### The exercise:
Copy each line of the data below with the word "provides".

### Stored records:
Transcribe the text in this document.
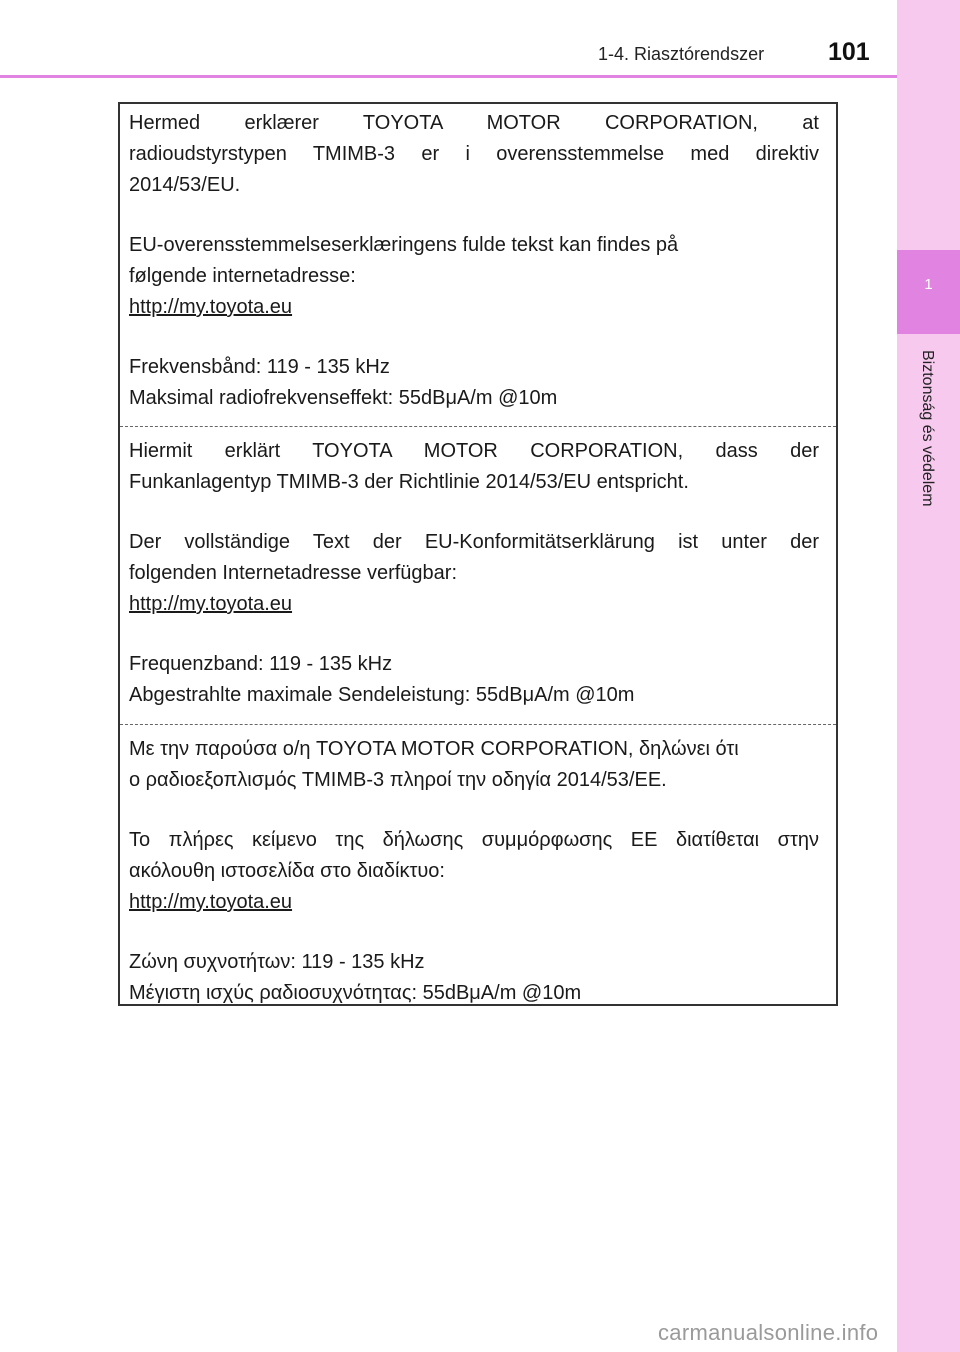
1-4. Riasztórendszer	101
1
Biztonság és védelem

Hermed erklærer TOYOTA MOTOR CORPORATION, at

radioudstyrstypen TMIMB-3 er i overensstemmelse med direktiv

2014/53/EU.

EU-overensstemmelseserklæringens fulde tekst kan findes på

følgende internetadresse:

http://my.toyota.eu

Frekvensbånd: 119 - 135 kHz

Maksimal radiofrekvenseffekt: 55dBμA/m @10m

Hiermit erklärt TOYOTA MOTOR CORPORATION, dass der

Funkanlagentyp TMIMB-3 der Richtlinie 2014/53/EU entspricht.

Der vollständige Text der EU-Konformitätserklärung ist unter der

folgenden Internetadresse verfügbar:

http://my.toyota.eu

Frequenzband: 119 - 135 kHz

Abgestrahlte maximale Sendeleistung: 55dBμA/m @10m

Με την παρούσα ο/η TOYOTA MOTOR CORPORATION, δηλώνει ότι

ο ραδιοεξοπλισμός TMIMB-3 πληροί την οδηγία 2014/53/ΕΕ.

Το πλήρες κείμενο της δήλωσης συμμόρφωσης ΕΕ διατίθεται στην

ακόλουθη ιστοσελίδα στο διαδίκτυο:

http://my.toyota.eu

Ζώνη συχνοτήτων: 119 - 135 kHz

Μέγιστη ισχύς ραδιοσυχνότητας: 55dBμA/m @10m

carmanualsonline.info
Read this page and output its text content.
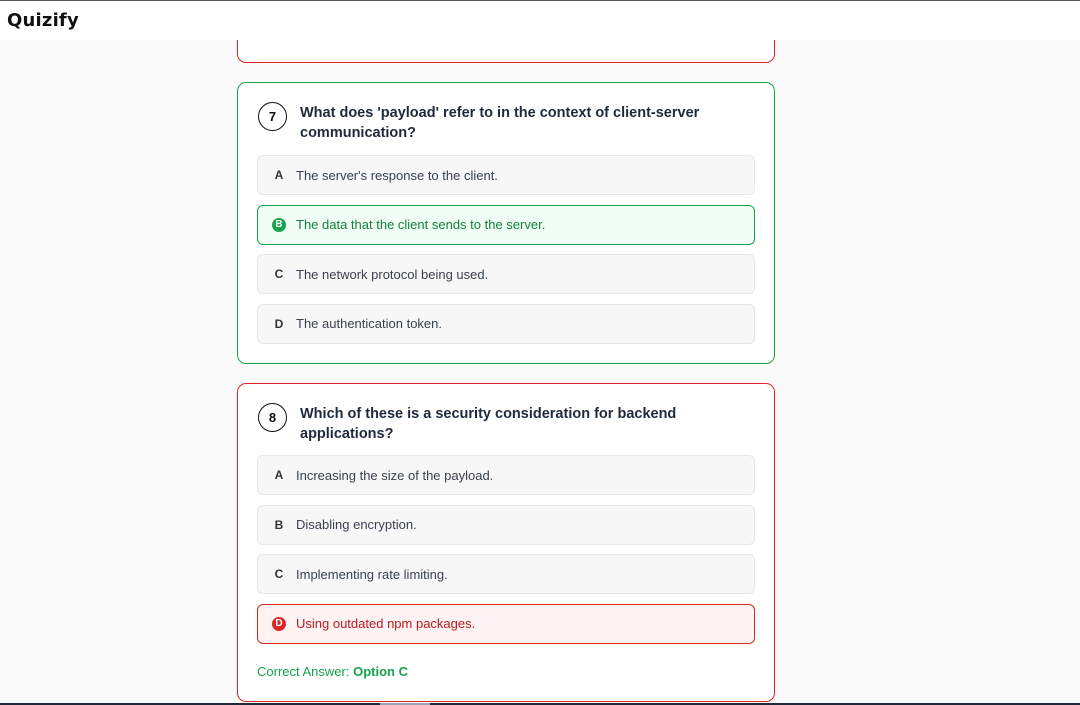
7	What does 'payload' refer to in the context of client-server communication?
A The server's response to the client.
B The data that the client sends to the server.
C The network protocol being used.
D The authentication token.
8	Which of these is a security consideration for backend applications?
A Increasing the size of the payload.
B Disabling encryption.
C Implementing rate limiting.
D Using outdated npm packages.
Correct Answer: Option C
Quizify
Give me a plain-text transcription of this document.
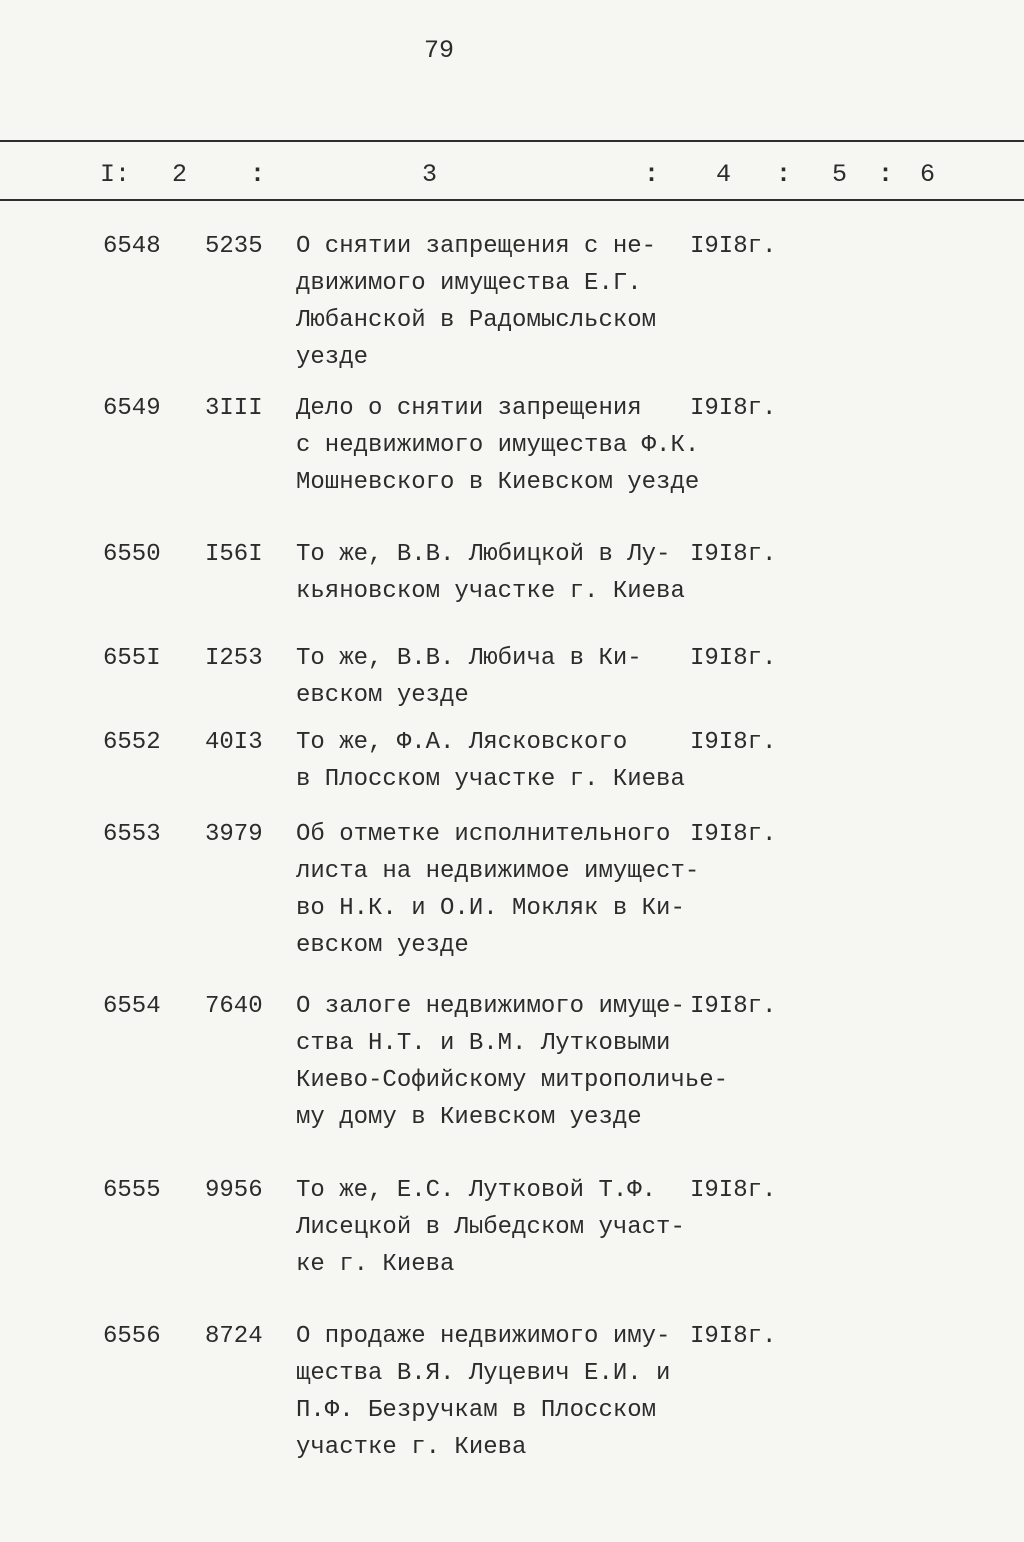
79
I: 2	:	3	: 4 : 5 : 6
6548	5235	О снятии запрещения с не-
движимого имущества Е.Г.
Любанской в Радомысльском
уезде
I9I8г.
6549	3III	Дело о снятии запрещения
с недвижимого имущества Ф.К.
Мошневского в Киевском уезде
I9I8г.
6550	I56I	То же, В.В. Любицкой в Лу-
кьяновском участке г. Киева
I9I8г.
655I	I253	То же, В.В. Любича в Ки-
евском уезде
I9I8г.
6552	40I3	То же, Ф.А. Лясковского
в Плосском участке г. Киева
I9I8г.
6553	3979	Об отметке исполнительного
листа на недвижимое имущест-
во Н.К. и О.И. Мокляк в Ки-
евском уезде
I9I8г.
6554	7640	О залоге недвижимого имуще-
ства Н.Т. и В.М. Лутковыми
Киево-Софийскому митрополичье-
му дому в Киевском уезде
I9I8г.
6555	9956	То же, Е.С. Лутковой Т.Ф.
Лисецкой в Лыбедском участ-
ке г. Киева
I9I8г.
6556	8724	О продаже недвижимого иму-
щества В.Я. Луцевич Е.И. и
П.Ф. Безручкам в Плосском
участке г. Киева
I9I8г.
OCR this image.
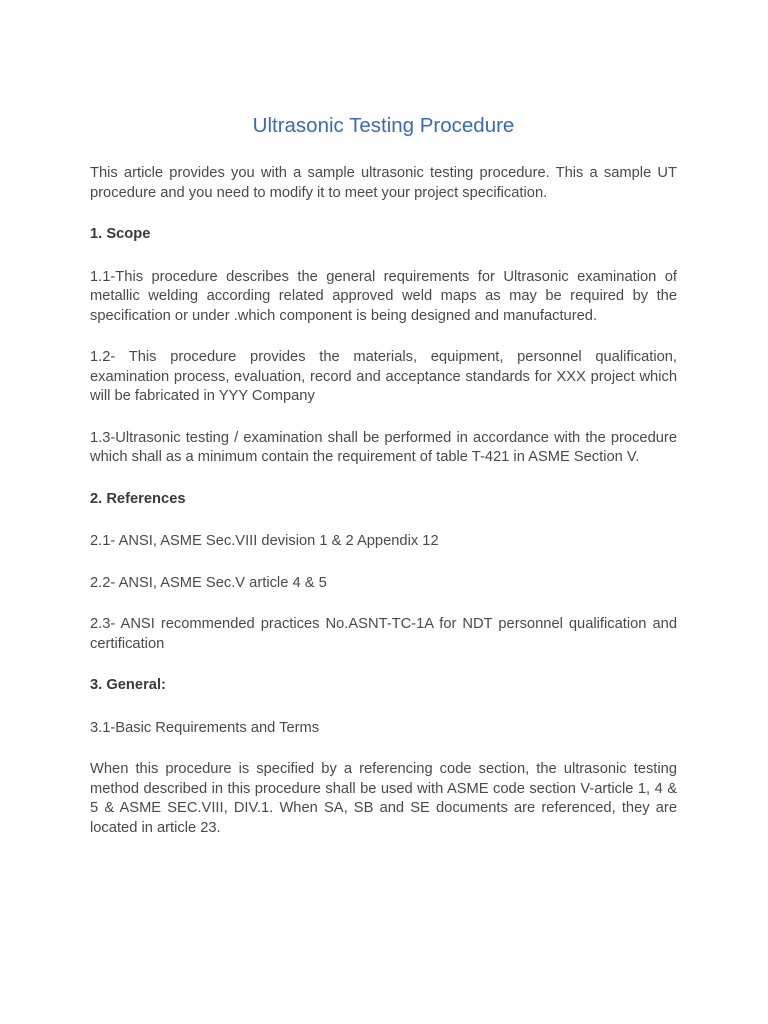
Ultrasonic Testing Procedure

This article provides you with a sample ultrasonic testing procedure. This a sample UT procedure and you need to modify it to meet your project specification.

1. Scope

1.1-This procedure describes the general requirements for Ultrasonic examination of metallic welding according related approved weld maps as may be required by the specification or under .which component is being designed and manufactured.

1.2- This procedure provides the materials, equipment, personnel qualification, examination process, evaluation, record and acceptance standards for XXX project which will be fabricated in YYY Company

1.3-Ultrasonic testing / examination shall be performed in accordance with the procedure which shall as a minimum contain the requirement of table T-421 in ASME Section V.

2. References

2.1- ANSI, ASME Sec.VIII devision 1 & 2 Appendix 12

2.2- ANSI, ASME Sec.V article 4 & 5

2.3- ANSI recommended practices No.ASNT-TC-1A for NDT personnel qualification and certification

3. General:

3.1-Basic Requirements and Terms

When this procedure is specified by a referencing code section, the ultrasonic testing method described in this procedure shall be used with ASME code section V-article 1, 4 & 5 & ASME SEC.VIII, DIV.1. When SA, SB and SE documents are referenced, they are located in article 23.
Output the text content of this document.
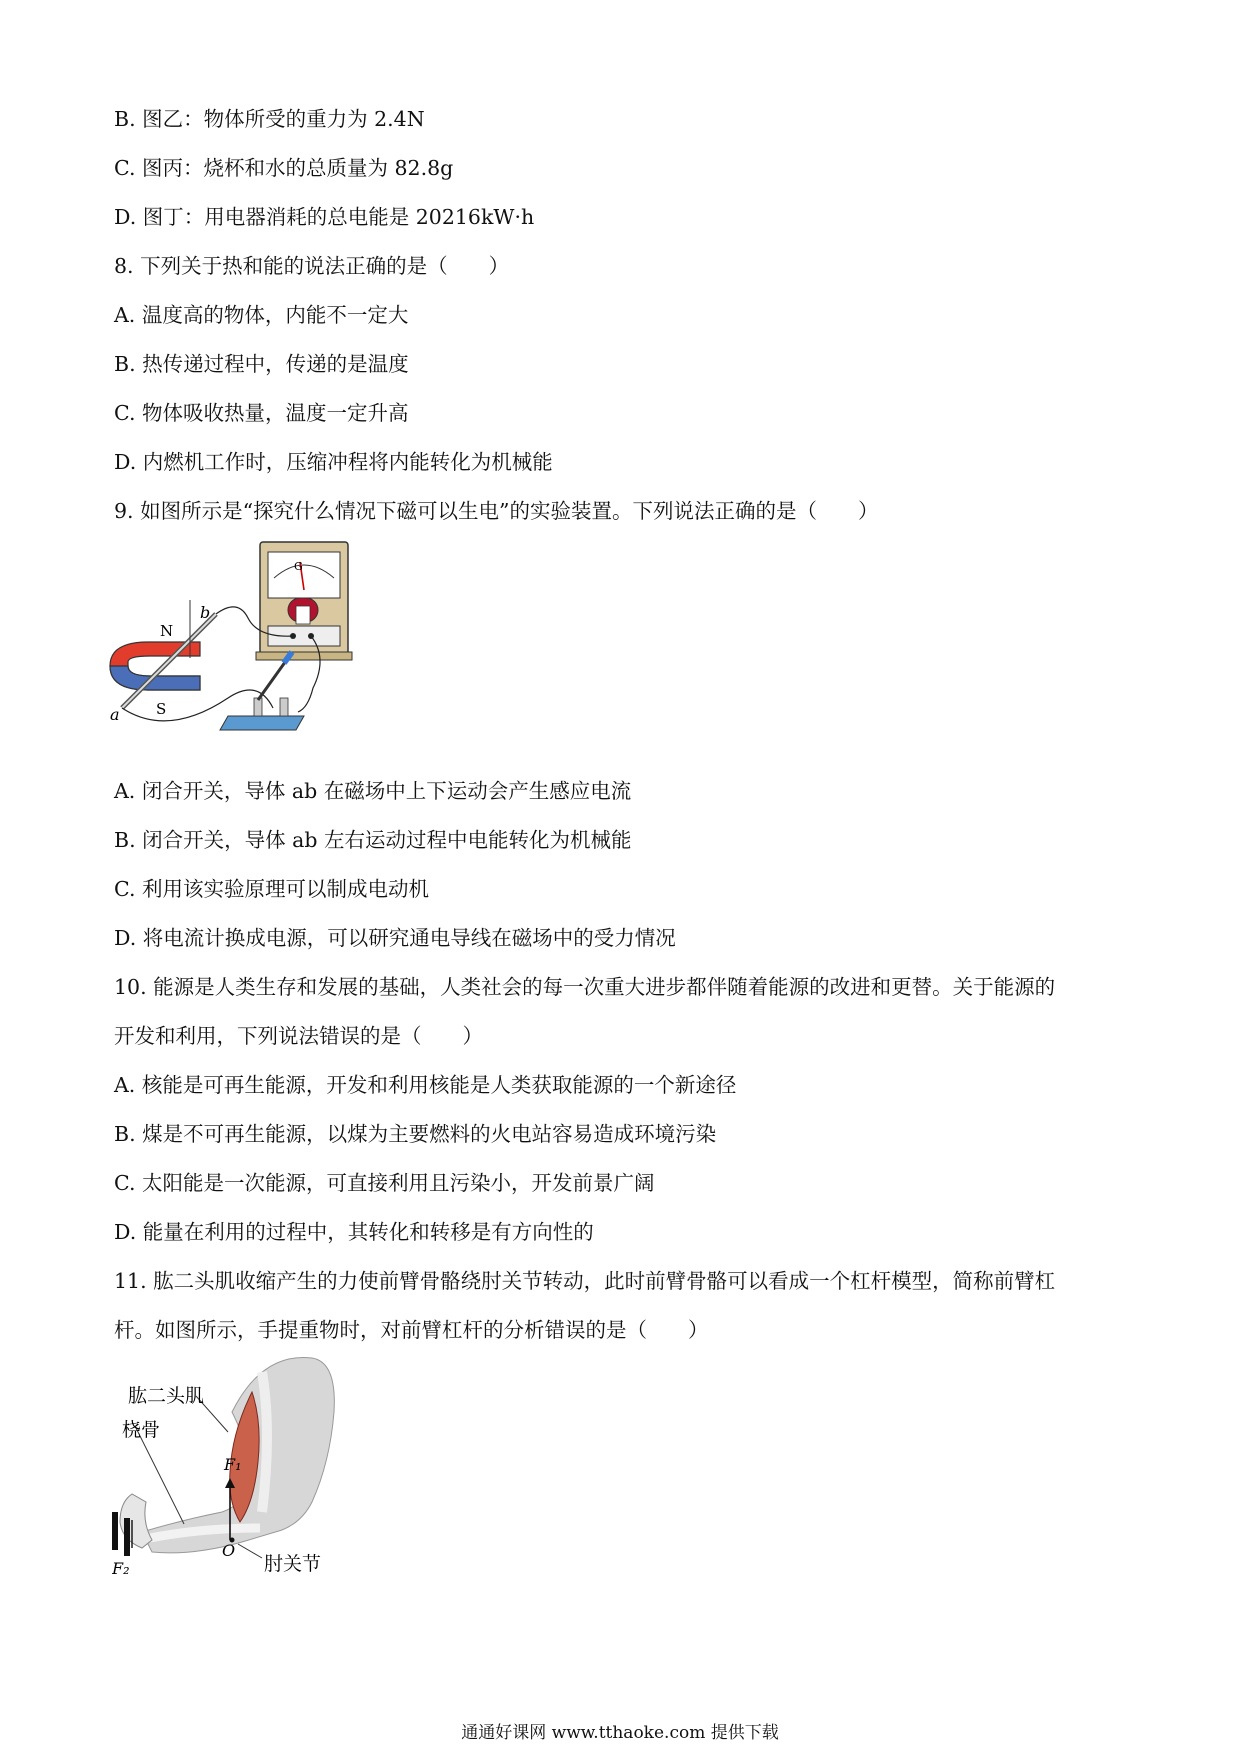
B. 图乙：物体所受的重力为 2.4N
C. 图丙：烧杯和水的总质量为 82.8g
D. 图丁：用电器消耗的总电能是 20216kW·h
8. 下列关于热和能的说法正确的是（　　）
A. 温度高的物体，内能不一定大
B. 热传递过程中，传递的是温度
C. 物体吸收热量，温度一定升高
D. 内燃机工作时，压缩冲程将内能转化为机械能
9. 如图所示是“探究什么情况下磁可以生电”的实验装置。下列说法正确的是（　　）
G
N
S
a
b
A. 闭合开关，导体 ab 在磁场中上下运动会产生感应电流
B. 闭合开关，导体 ab 左右运动过程中电能转化为机械能
C. 利用该实验原理可以制成电动机
D. 将电流计换成电源，可以研究通电导线在磁场中的受力情况
10. 能源是人类生存和发展的基础，人类社会的每一次重大进步都伴随着能源的改进和更替。关于能源的
开发和利用，下列说法错误的是（　　）
A. 核能是可再生能源，开发和利用核能是人类获取能源的一个新途径
B. 煤是不可再生能源，以煤为主要燃料的火电站容易造成环境污染
C. 太阳能是一次能源，可直接利用且污染小，开发前景广阔
D. 能量在利用的过程中，其转化和转移是有方向性的
11. 肱二头肌收缩产生的力使前臂骨骼绕肘关节转动，此时前臂骨骼可以看成一个杠杆模型，简称前臂杠
杆。如图所示，手提重物时，对前臂杠杆的分析错误的是（　　）
肱二头肌
桡骨
F₁
F₂
O
肘关节
通通好课网 www.tthaoke.com 提供下载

### In response:
This article provides you with a sample ultrasonic testing procedure. This a sample UT procedure and you need to modify it to meet your project specification.
1.2- This procedure provides the materials, equipment, personnel qualification, examination process, evaluation, record and acceptance standards for XXX project which will be fabricated in YYY Company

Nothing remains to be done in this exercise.